------ Record set ------

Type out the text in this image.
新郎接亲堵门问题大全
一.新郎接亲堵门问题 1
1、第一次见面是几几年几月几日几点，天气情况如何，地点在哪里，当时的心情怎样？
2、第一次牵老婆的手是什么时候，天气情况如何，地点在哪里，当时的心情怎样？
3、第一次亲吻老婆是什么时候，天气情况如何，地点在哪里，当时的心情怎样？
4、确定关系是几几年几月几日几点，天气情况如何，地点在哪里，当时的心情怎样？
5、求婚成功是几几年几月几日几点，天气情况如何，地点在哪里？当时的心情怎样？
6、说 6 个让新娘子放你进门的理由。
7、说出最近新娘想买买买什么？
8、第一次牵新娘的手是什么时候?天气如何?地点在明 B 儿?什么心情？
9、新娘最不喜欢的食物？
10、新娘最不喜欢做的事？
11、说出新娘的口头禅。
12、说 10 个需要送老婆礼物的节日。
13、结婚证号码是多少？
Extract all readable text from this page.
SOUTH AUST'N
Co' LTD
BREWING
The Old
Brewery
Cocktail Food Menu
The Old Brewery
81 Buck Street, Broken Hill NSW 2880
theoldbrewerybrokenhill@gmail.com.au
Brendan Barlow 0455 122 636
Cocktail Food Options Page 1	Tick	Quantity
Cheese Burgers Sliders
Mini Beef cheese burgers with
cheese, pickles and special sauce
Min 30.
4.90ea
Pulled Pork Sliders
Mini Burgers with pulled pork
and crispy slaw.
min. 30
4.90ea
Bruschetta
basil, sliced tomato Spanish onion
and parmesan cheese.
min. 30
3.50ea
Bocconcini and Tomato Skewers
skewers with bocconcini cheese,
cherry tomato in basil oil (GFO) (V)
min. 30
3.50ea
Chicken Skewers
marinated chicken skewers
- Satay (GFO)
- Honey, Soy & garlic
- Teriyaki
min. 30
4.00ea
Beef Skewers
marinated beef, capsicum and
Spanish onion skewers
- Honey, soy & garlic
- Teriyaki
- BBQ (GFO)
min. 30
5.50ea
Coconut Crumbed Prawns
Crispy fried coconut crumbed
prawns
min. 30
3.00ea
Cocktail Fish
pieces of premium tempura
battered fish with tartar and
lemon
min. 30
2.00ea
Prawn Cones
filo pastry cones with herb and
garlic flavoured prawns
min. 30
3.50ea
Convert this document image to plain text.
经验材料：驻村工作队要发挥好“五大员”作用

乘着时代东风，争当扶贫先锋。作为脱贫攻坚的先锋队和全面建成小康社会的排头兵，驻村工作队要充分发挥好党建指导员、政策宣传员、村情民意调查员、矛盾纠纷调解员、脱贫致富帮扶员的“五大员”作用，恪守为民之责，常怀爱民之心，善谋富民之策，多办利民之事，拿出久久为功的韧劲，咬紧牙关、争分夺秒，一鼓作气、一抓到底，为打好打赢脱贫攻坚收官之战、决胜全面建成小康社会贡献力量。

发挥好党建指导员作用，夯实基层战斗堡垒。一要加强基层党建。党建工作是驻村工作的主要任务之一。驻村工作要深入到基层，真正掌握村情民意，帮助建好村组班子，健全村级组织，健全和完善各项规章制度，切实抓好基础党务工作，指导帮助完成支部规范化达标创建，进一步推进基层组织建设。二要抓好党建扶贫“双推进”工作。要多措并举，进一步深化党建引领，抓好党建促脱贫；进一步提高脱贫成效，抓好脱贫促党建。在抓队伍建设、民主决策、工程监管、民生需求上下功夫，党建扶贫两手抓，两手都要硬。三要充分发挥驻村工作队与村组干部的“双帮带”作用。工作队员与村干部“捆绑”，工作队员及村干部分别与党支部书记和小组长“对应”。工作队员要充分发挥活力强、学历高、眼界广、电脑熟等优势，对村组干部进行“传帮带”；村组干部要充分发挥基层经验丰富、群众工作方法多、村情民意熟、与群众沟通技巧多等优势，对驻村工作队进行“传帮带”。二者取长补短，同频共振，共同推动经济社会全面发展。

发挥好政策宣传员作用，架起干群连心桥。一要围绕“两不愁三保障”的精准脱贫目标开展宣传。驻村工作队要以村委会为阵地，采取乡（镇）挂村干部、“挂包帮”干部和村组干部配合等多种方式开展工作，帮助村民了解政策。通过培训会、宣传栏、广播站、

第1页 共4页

------

**Short problem:**
From the listing, tally every line with the word "当时的心情怎样" in it and give only the tally.

**Answer to the task:**
5